**Task to carry out:**
Make an exact copy of the entries below with the pictures removed.
## start Supplied records
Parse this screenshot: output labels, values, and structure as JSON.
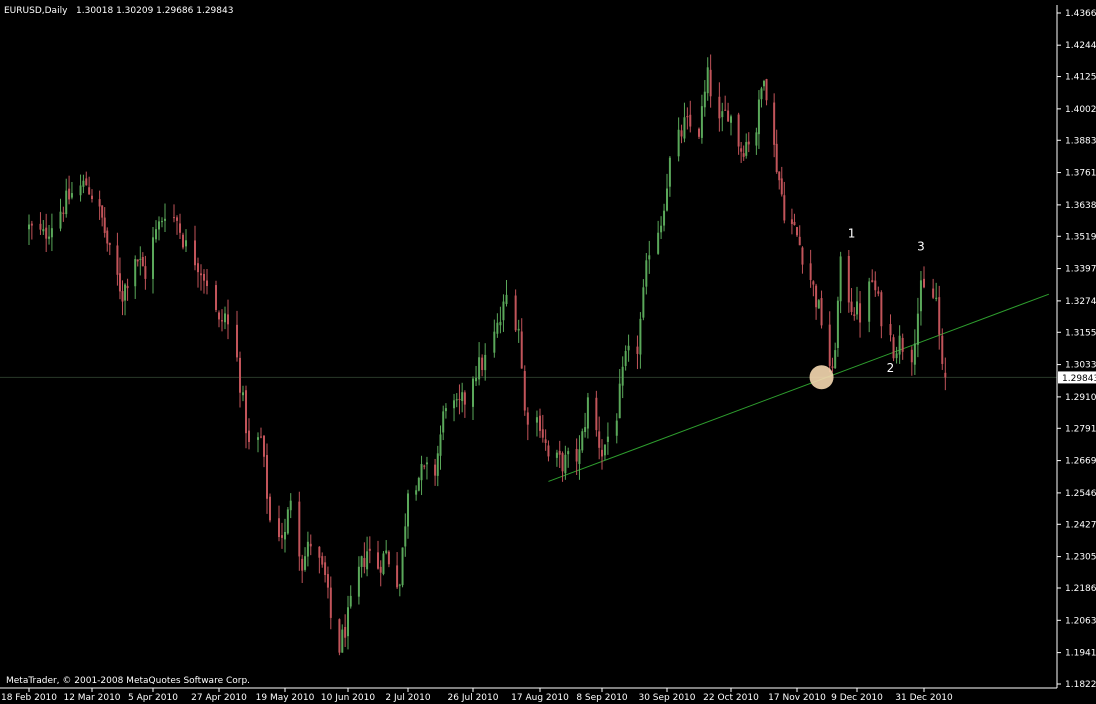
{
  "header": {
    "symbol": "EURUSD,Daily",
    "ohlc": "1.30018 1.30209 1.29686 1.29843"
  },
  "footer": {
    "copyright": "MetaTrader, © 2001-2008 MetaQuotes Software Corp."
  },
  "colors": {
    "background": "#000000",
    "bull": "#5aa85a",
    "bear": "#c2545a",
    "axis": "#ffffff",
    "trendline": "#2e9e2e",
    "current_price_line": "#2a3a2a",
    "highlight": "#f5d8b0"
  },
  "annotations": [
    {
      "text": "1",
      "date": "7 Dec 2010",
      "price": 1.353
    },
    {
      "text": "2",
      "date": "20 Dec 2010",
      "price": 1.302
    },
    {
      "text": "3",
      "date": "30 Dec 2010",
      "price": 1.348
    }
  ],
  "chart_data": {
    "type": "candlestick",
    "symbol": "EURUSD",
    "timeframe": "Daily",
    "y_ticks": [
      "1.43660",
      "1.42440",
      "1.41250",
      "1.40025",
      "1.38835",
      "1.37610",
      "1.36385",
      "1.35195",
      "1.33970",
      "1.32745",
      "1.31555",
      "1.30330",
      "1.29105",
      "1.27915",
      "1.26690",
      "1.25465",
      "1.24275",
      "1.23050",
      "1.21860",
      "1.20635",
      "1.19410",
      "1.18220"
    ],
    "x_ticks": [
      "18 Feb 2010",
      "12 Mar 2010",
      "5 Apr 2010",
      "27 Apr 2010",
      "19 May 2010",
      "10 Jun 2010",
      "2 Jul 2010",
      "26 Jul 2010",
      "17 Aug 2010",
      "8 Sep 2010",
      "30 Sep 2010",
      "22 Oct 2010",
      "17 Nov 2010",
      "9 Dec 2010",
      "31 Dec 2010"
    ],
    "current_price": "1.29843",
    "ylim": [
      1.1822,
      1.4366
    ],
    "trendline": [
      {
        "date": "20 Aug 2010",
        "price": 1.259
      },
      {
        "date": "~10 Feb 2011",
        "price": 1.33
      }
    ],
    "highlight_circle": {
      "date": "26 Nov 2010",
      "price": 1.2985
    },
    "close_path": [
      [
        "18 Feb 2010",
        1.355
      ],
      [
        "23 Feb 2010",
        1.352
      ],
      [
        "1 Mar 2010",
        1.362
      ],
      [
        "5 Mar 2010",
        1.368
      ],
      [
        "10 Mar 2010",
        1.372
      ],
      [
        "12 Mar 2010",
        1.368
      ],
      [
        "16 Mar 2010",
        1.358
      ],
      [
        "19 Mar 2010",
        1.345
      ],
      [
        "24 Mar 2010",
        1.33
      ],
      [
        "29 Mar 2010",
        1.345
      ],
      [
        "2 Apr 2010",
        1.338
      ],
      [
        "5 Apr 2010",
        1.35
      ],
      [
        "9 Apr 2010",
        1.362
      ],
      [
        "13 Apr 2010",
        1.358
      ],
      [
        "16 Apr 2010",
        1.348
      ],
      [
        "20 Apr 2010",
        1.342
      ],
      [
        "23 Apr 2010",
        1.335
      ],
      [
        "27 Apr 2010",
        1.318
      ],
      [
        "29 Apr 2010",
        1.322
      ],
      [
        "3 May 2010",
        1.305
      ],
      [
        "7 May 2010",
        1.272
      ],
      [
        "11 May 2010",
        1.275
      ],
      [
        "14 May 2010",
        1.244
      ],
      [
        "19 May 2010",
        1.238
      ],
      [
        "21 May 2010",
        1.254
      ],
      [
        "25 May 2010",
        1.228
      ],
      [
        "28 May 2010",
        1.236
      ],
      [
        "2 Jun 2010",
        1.222
      ],
      [
        "4 Jun 2010",
        1.207
      ],
      [
        "7 Jun 2010",
        1.196
      ],
      [
        "10 Jun 2010",
        1.207
      ],
      [
        "14 Jun 2010",
        1.224
      ],
      [
        "17 Jun 2010",
        1.233
      ],
      [
        "21 Jun 2010",
        1.227
      ],
      [
        "24 Jun 2010",
        1.232
      ],
      [
        "29 Jun 2010",
        1.22
      ],
      [
        "2 Jul 2010",
        1.257
      ],
      [
        "7 Jul 2010",
        1.262
      ],
      [
        "12 Jul 2010",
        1.263
      ],
      [
        "16 Jul 2010",
        1.29
      ],
      [
        "20 Jul 2010",
        1.286
      ],
      [
        "23 Jul 2010",
        1.29
      ],
      [
        "26 Jul 2010",
        1.3
      ],
      [
        "30 Jul 2010",
        1.305
      ],
      [
        "4 Aug 2010",
        1.32
      ],
      [
        "6 Aug 2010",
        1.329
      ],
      [
        "10 Aug 2010",
        1.318
      ],
      [
        "12 Aug 2010",
        1.285
      ],
      [
        "17 Aug 2010",
        1.282
      ],
      [
        "20 Aug 2010",
        1.268
      ],
      [
        "25 Aug 2010",
        1.266
      ],
      [
        "31 Aug 2010",
        1.269
      ],
      [
        "3 Sep 2010",
        1.289
      ],
      [
        "8 Sep 2010",
        1.27
      ],
      [
        "13 Sep 2010",
        1.285
      ],
      [
        "16 Sep 2010",
        1.305
      ],
      [
        "20 Sep 2010",
        1.31
      ],
      [
        "24 Sep 2010",
        1.348
      ],
      [
        "28 Sep 2010",
        1.358
      ],
      [
        "1 Oct 2010",
        1.38
      ],
      [
        "6 Oct 2010",
        1.394
      ],
      [
        "11 Oct 2010",
        1.392
      ],
      [
        "14 Oct 2010",
        1.412
      ],
      [
        "18 Oct 2010",
        1.394
      ],
      [
        "21 Oct 2010",
        1.4
      ],
      [
        "26 Oct 2010",
        1.385
      ],
      [
        "1 Nov 2010",
        1.393
      ],
      [
        "4 Nov 2010",
        1.415
      ],
      [
        "8 Nov 2010",
        1.385
      ],
      [
        "12 Nov 2010",
        1.362
      ],
      [
        "17 Nov 2010",
        1.352
      ],
      [
        "22 Nov 2010",
        1.336
      ],
      [
        "26 Nov 2010",
        1.32
      ],
      [
        "30 Nov 2010",
        1.298
      ],
      [
        "3 Dec 2010",
        1.34
      ],
      [
        "7 Dec 2010",
        1.326
      ],
      [
        "10 Dec 2010",
        1.322
      ],
      [
        "14 Dec 2010",
        1.335
      ],
      [
        "17 Dec 2010",
        1.322
      ],
      [
        "21 Dec 2010",
        1.31
      ],
      [
        "23 Dec 2010",
        1.312
      ],
      [
        "27 Dec 2010",
        1.308
      ],
      [
        "30 Dec 2010",
        1.331
      ],
      [
        "4 Jan 2011",
        1.328
      ],
      [
        "6 Jan 2011",
        1.3
      ],
      [
        "7 Jan 2011",
        1.2984
      ]
    ]
  }
}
## end Supplied records
**Output below:**
Parse this screenshot: output labels, values, and structure as JSON.
{
  "header": {
    "symbol": "EURUSD,Daily",
    "ohlc": "1.30018 1.30209 1.29686 1.29843"
  },
  "footer": {
    "copyright": "MetaTrader, © 2001-2008 MetaQuotes Software Corp."
  },
  "colors": {
    "background": "#000000",
    "bull": "#5aa85a",
    "bear": "#c2545a",
    "axis": "#ffffff",
    "trendline": "#2e9e2e",
    "current_price_line": "#2a3a2a",
    "highlight": "#f5d8b0"
  },
  "annotations": [
    {
      "text": "1",
      "date": "7 Dec 2010",
      "price": 1.353
    },
    {
      "text": "2",
      "date": "20 Dec 2010",
      "price": 1.302
    },
    {
      "text": "3",
      "date": "30 Dec 2010",
      "price": 1.348
    }
  ],
  "chart_data": {
    "type": "candlestick",
    "symbol": "EURUSD",
    "timeframe": "Daily",
    "y_ticks": [
      "1.43660",
      "1.42440",
      "1.41250",
      "1.40025",
      "1.38835",
      "1.37610",
      "1.36385",
      "1.35195",
      "1.33970",
      "1.32745",
      "1.31555",
      "1.30330",
      "1.29105",
      "1.27915",
      "1.26690",
      "1.25465",
      "1.24275",
      "1.23050",
      "1.21860",
      "1.20635",
      "1.19410",
      "1.18220"
    ],
    "x_ticks": [
      "18 Feb 2010",
      "12 Mar 2010",
      "5 Apr 2010",
      "27 Apr 2010",
      "19 May 2010",
      "10 Jun 2010",
      "2 Jul 2010",
      "26 Jul 2010",
      "17 Aug 2010",
      "8 Sep 2010",
      "30 Sep 2010",
      "22 Oct 2010",
      "17 Nov 2010",
      "9 Dec 2010",
      "31 Dec 2010"
    ],
    "current_price": "1.29843",
    "ylim": [
      1.1822,
      1.4366
    ],
    "trendline": [
      {
        "date": "20 Aug 2010",
        "price": 1.259
      },
      {
        "date": "~10 Feb 2011",
        "price": 1.33
      }
    ],
    "highlight_circle": {
      "date": "26 Nov 2010",
      "price": 1.2985
    },
    "close_path": [
      [
        "18 Feb 2010",
        1.355
      ],
      [
        "23 Feb 2010",
        1.352
      ],
      [
        "1 Mar 2010",
        1.362
      ],
      [
        "5 Mar 2010",
        1.368
      ],
      [
        "10 Mar 2010",
        1.372
      ],
      [
        "12 Mar 2010",
        1.368
      ],
      [
        "16 Mar 2010",
        1.358
      ],
      [
        "19 Mar 2010",
        1.345
      ],
      [
        "24 Mar 2010",
        1.33
      ],
      [
        "29 Mar 2010",
        1.345
      ],
      [
        "2 Apr 2010",
        1.338
      ],
      [
        "5 Apr 2010",
        1.35
      ],
      [
        "9 Apr 2010",
        1.362
      ],
      [
        "13 Apr 2010",
        1.358
      ],
      [
        "16 Apr 2010",
        1.348
      ],
      [
        "20 Apr 2010",
        1.342
      ],
      [
        "23 Apr 2010",
        1.335
      ],
      [
        "27 Apr 2010",
        1.318
      ],
      [
        "29 Apr 2010",
        1.322
      ],
      [
        "3 May 2010",
        1.305
      ],
      [
        "7 May 2010",
        1.272
      ],
      [
        "11 May 2010",
        1.275
      ],
      [
        "14 May 2010",
        1.244
      ],
      [
        "19 May 2010",
        1.238
      ],
      [
        "21 May 2010",
        1.254
      ],
      [
        "25 May 2010",
        1.228
      ],
      [
        "28 May 2010",
        1.236
      ],
      [
        "2 Jun 2010",
        1.222
      ],
      [
        "4 Jun 2010",
        1.207
      ],
      [
        "7 Jun 2010",
        1.196
      ],
      [
        "10 Jun 2010",
        1.207
      ],
      [
        "14 Jun 2010",
        1.224
      ],
      [
        "17 Jun 2010",
        1.233
      ],
      [
        "21 Jun 2010",
        1.227
      ],
      [
        "24 Jun 2010",
        1.232
      ],
      [
        "29 Jun 2010",
        1.22
      ],
      [
        "2 Jul 2010",
        1.257
      ],
      [
        "7 Jul 2010",
        1.262
      ],
      [
        "12 Jul 2010",
        1.263
      ],
      [
        "16 Jul 2010",
        1.29
      ],
      [
        "20 Jul 2010",
        1.286
      ],
      [
        "23 Jul 2010",
        1.29
      ],
      [
        "26 Jul 2010",
        1.3
      ],
      [
        "30 Jul 2010",
        1.305
      ],
      [
        "4 Aug 2010",
        1.32
      ],
      [
        "6 Aug 2010",
        1.329
      ],
      [
        "10 Aug 2010",
        1.318
      ],
      [
        "12 Aug 2010",
        1.285
      ],
      [
        "17 Aug 2010",
        1.282
      ],
      [
        "20 Aug 2010",
        1.268
      ],
      [
        "25 Aug 2010",
        1.266
      ],
      [
        "31 Aug 2010",
        1.269
      ],
      [
        "3 Sep 2010",
        1.289
      ],
      [
        "8 Sep 2010",
        1.27
      ],
      [
        "13 Sep 2010",
        1.285
      ],
      [
        "16 Sep 2010",
        1.305
      ],
      [
        "20 Sep 2010",
        1.31
      ],
      [
        "24 Sep 2010",
        1.348
      ],
      [
        "28 Sep 2010",
        1.358
      ],
      [
        "1 Oct 2010",
        1.38
      ],
      [
        "6 Oct 2010",
        1.394
      ],
      [
        "11 Oct 2010",
        1.392
      ],
      [
        "14 Oct 2010",
        1.412
      ],
      [
        "18 Oct 2010",
        1.394
      ],
      [
        "21 Oct 2010",
        1.4
      ],
      [
        "26 Oct 2010",
        1.385
      ],
      [
        "1 Nov 2010",
        1.393
      ],
      [
        "4 Nov 2010",
        1.415
      ],
      [
        "8 Nov 2010",
        1.385
      ],
      [
        "12 Nov 2010",
        1.362
      ],
      [
        "17 Nov 2010",
        1.352
      ],
      [
        "22 Nov 2010",
        1.336
      ],
      [
        "26 Nov 2010",
        1.32
      ],
      [
        "30 Nov 2010",
        1.298
      ],
      [
        "3 Dec 2010",
        1.34
      ],
      [
        "7 Dec 2010",
        1.326
      ],
      [
        "10 Dec 2010",
        1.322
      ],
      [
        "14 Dec 2010",
        1.335
      ],
      [
        "17 Dec 2010",
        1.322
      ],
      [
        "21 Dec 2010",
        1.31
      ],
      [
        "23 Dec 2010",
        1.312
      ],
      [
        "27 Dec 2010",
        1.308
      ],
      [
        "30 Dec 2010",
        1.331
      ],
      [
        "4 Jan 2011",
        1.328
      ],
      [
        "6 Jan 2011",
        1.3
      ],
      [
        "7 Jan 2011",
        1.2984
      ]
    ]
  }
}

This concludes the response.